● **Written task**: Once the pictures are set aside, transcribe the remaining data exactly.

● **Entries**:
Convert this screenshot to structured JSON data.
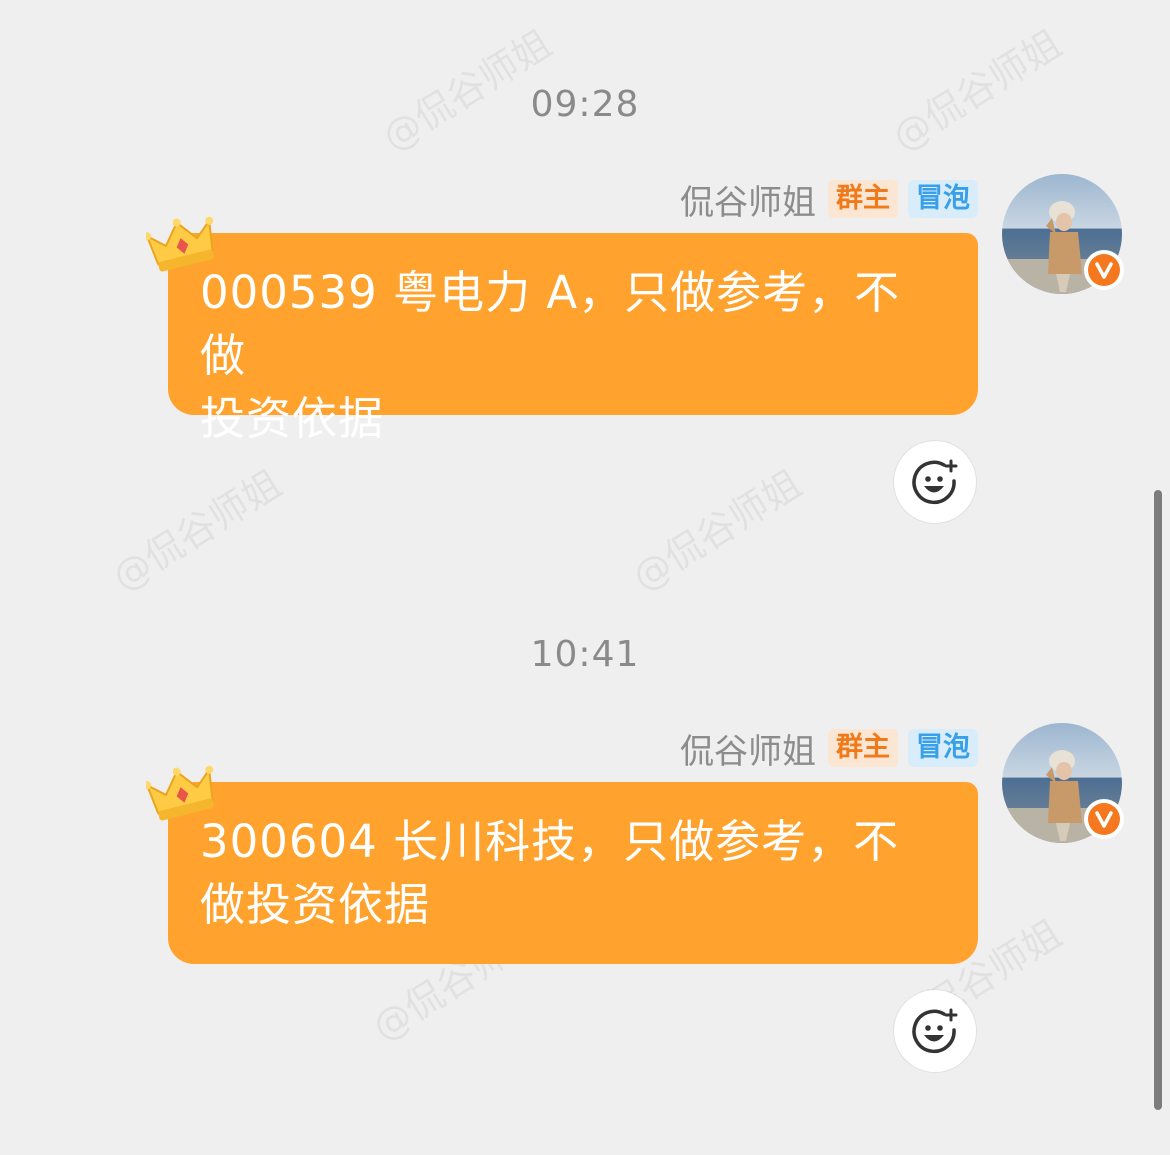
{
  "watermark_text": "@侃谷师姐",
  "messages": [
    {
      "time": "09:28",
      "sender": "侃谷师姐",
      "badge_owner": "群主",
      "badge_bubble": "冒泡",
      "text_line1": "000539 粤电力 A，只做参考，不做",
      "text_line2": "投资依据"
    },
    {
      "time": "10:41",
      "sender": "侃谷师姐",
      "badge_owner": "群主",
      "badge_bubble": "冒泡",
      "text_line1": "300604 长川科技，只做参考，不",
      "text_line2": "做投资依据"
    }
  ],
  "icons": {
    "crown": "crown-icon",
    "verified": "verified-v-icon",
    "reaction": "add-reaction-icon"
  },
  "colors": {
    "bubble": "#ffa32e",
    "owner_badge_text": "#f07a1a",
    "bubble_badge_text": "#38a0e8",
    "verified": "#f5781e"
  }
}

● **Solution to this problem**:
Convert this screenshot to structured JSON data.
{
  "watermark_text": "@侃谷师姐",
  "messages": [
    {
      "time": "09:28",
      "sender": "侃谷师姐",
      "badge_owner": "群主",
      "badge_bubble": "冒泡",
      "text_line1": "000539 粤电力 A，只做参考，不做",
      "text_line2": "投资依据"
    },
    {
      "time": "10:41",
      "sender": "侃谷师姐",
      "badge_owner": "群主",
      "badge_bubble": "冒泡",
      "text_line1": "300604 长川科技，只做参考，不",
      "text_line2": "做投资依据"
    }
  ],
  "icons": {
    "crown": "crown-icon",
    "verified": "verified-v-icon",
    "reaction": "add-reaction-icon"
  },
  "colors": {
    "bubble": "#ffa32e",
    "owner_badge_text": "#f07a1a",
    "bubble_badge_text": "#38a0e8",
    "verified": "#f5781e"
  }
}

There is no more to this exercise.